Problem requirements: Your answer must be the records below, given again exactly, with no pictures in it.

Data to examine:

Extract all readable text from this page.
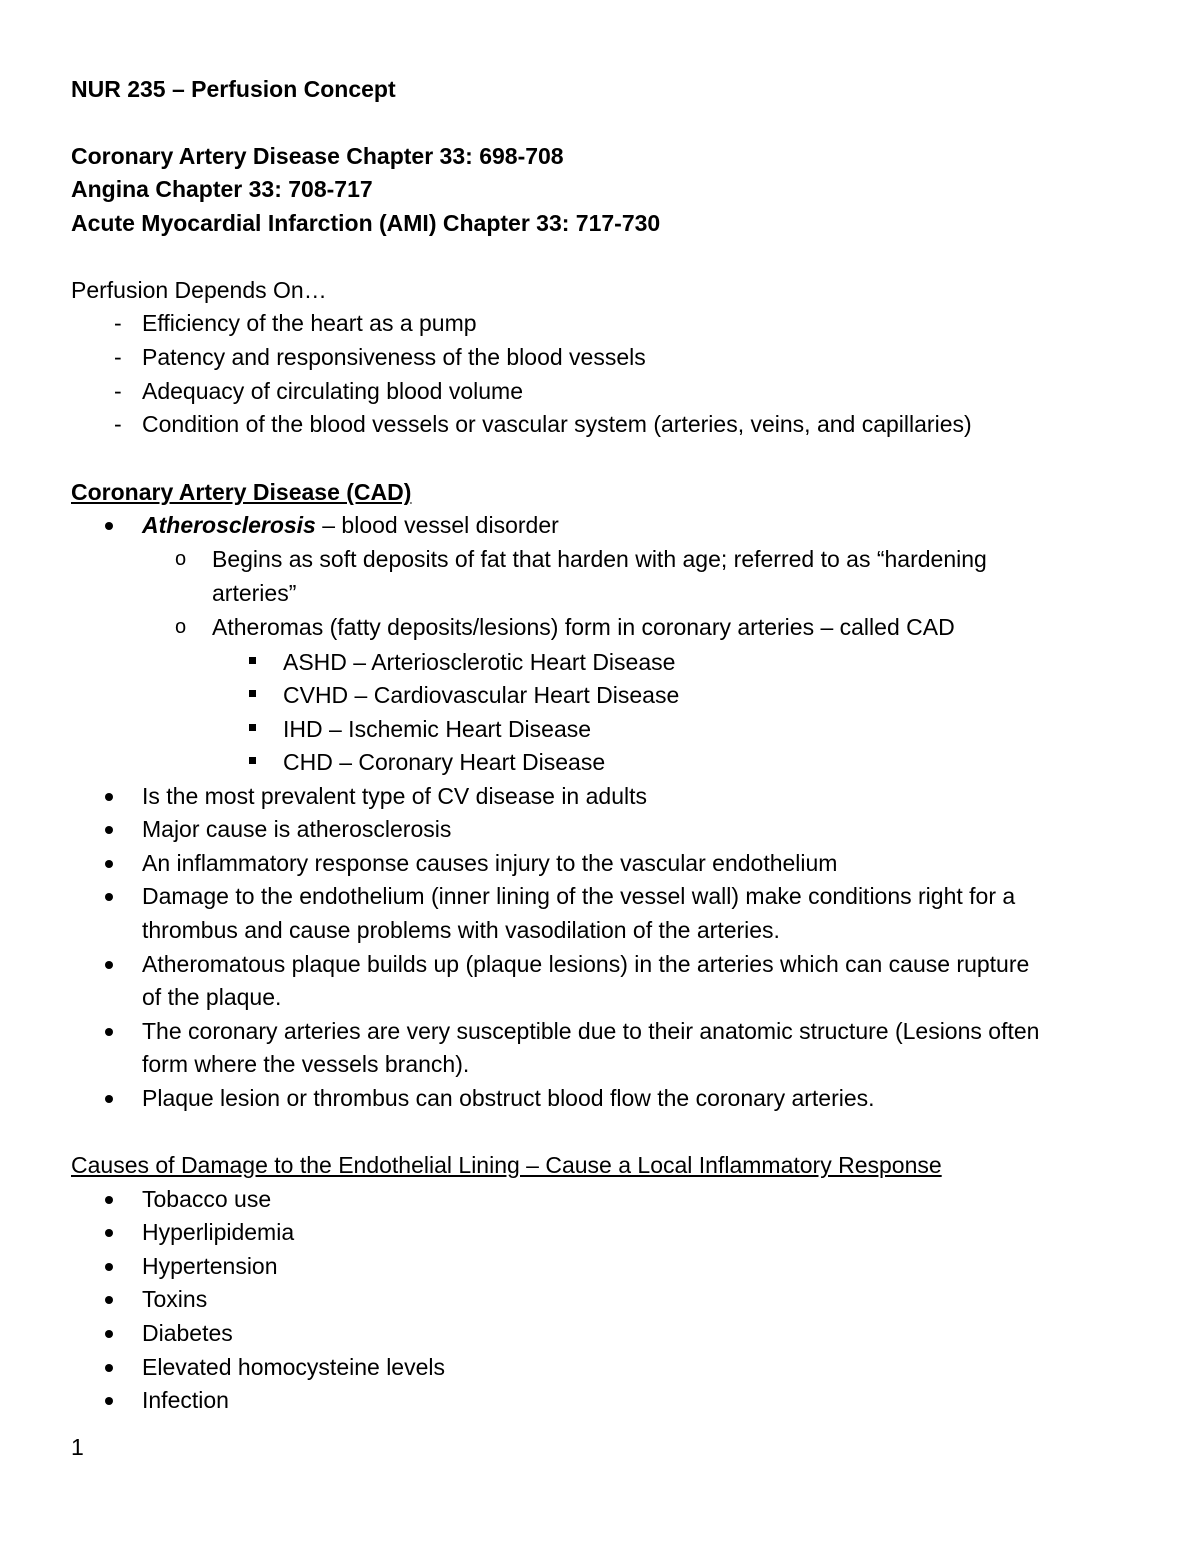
NUR 235 – Perfusion Concept
Coronary Artery Disease Chapter 33: 698-708
Angina Chapter 33: 708-717
Acute Myocardial Infarction (AMI) Chapter 33: 717-730
Perfusion Depends On…
- Efficiency of the heart as a pump
- Patency and responsiveness of the blood vessels
- Adequacy of circulating blood volume
- Condition of the blood vessels or vascular system (arteries, veins, and capillaries)
Coronary Artery Disease (CAD)
Atherosclerosis – blood vessel disorder
o Begins as soft deposits of fat that harden with age; referred to as “hardening
arteries”
o Atheromas (fatty deposits/lesions) form in coronary arteries – called CAD
ASHD – Arteriosclerotic Heart Disease
CVHD – Cardiovascular Heart Disease
IHD – Ischemic Heart Disease
CHD – Coronary Heart Disease
Is the most prevalent type of CV disease in adults
Major cause is atherosclerosis
An inflammatory response causes injury to the vascular endothelium
Damage to the endothelium (inner lining of the vessel wall) make conditions right for a
thrombus and cause problems with vasodilation of the arteries.
Atheromatous plaque builds up (plaque lesions) in the arteries which can cause rupture
of the plaque.
The coronary arteries are very susceptible due to their anatomic structure (Lesions often
form where the vessels branch).
Plaque lesion or thrombus can obstruct blood flow the coronary arteries.
Causes of Damage to the Endothelial Lining – Cause a Local Inflammatory Response
Tobacco use
Hyperlipidemia
Hypertension
Toxins
Diabetes
Elevated homocysteine levels
Infection
1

Solution to the problem:
Extract all readable text from this page.
NUR 235 – Perfusion Concept
Coronary Artery Disease Chapter 33: 698-708
Angina Chapter 33: 708-717
Acute Myocardial Infarction (AMI) Chapter 33: 717-730
Perfusion Depends On…
- Efficiency of the heart as a pump
- Patency and responsiveness of the blood vessels
- Adequacy of circulating blood volume
- Condition of the blood vessels or vascular system (arteries, veins, and capillaries)
Coronary Artery Disease (CAD)
Atherosclerosis – blood vessel disorder
o Begins as soft deposits of fat that harden with age; referred to as “hardening
arteries”
o Atheromas (fatty deposits/lesions) form in coronary arteries – called CAD
ASHD – Arteriosclerotic Heart Disease
CVHD – Cardiovascular Heart Disease
IHD – Ischemic Heart Disease
CHD – Coronary Heart Disease
Is the most prevalent type of CV disease in adults
Major cause is atherosclerosis
An inflammatory response causes injury to the vascular endothelium
Damage to the endothelium (inner lining of the vessel wall) make conditions right for a
thrombus and cause problems with vasodilation of the arteries.
Atheromatous plaque builds up (plaque lesions) in the arteries which can cause rupture
of the plaque.
The coronary arteries are very susceptible due to their anatomic structure (Lesions often
form where the vessels branch).
Plaque lesion or thrombus can obstruct blood flow the coronary arteries.
Causes of Damage to the Endothelial Lining – Cause a Local Inflammatory Response
Tobacco use
Hyperlipidemia
Hypertension
Toxins
Diabetes
Elevated homocysteine levels
Infection
1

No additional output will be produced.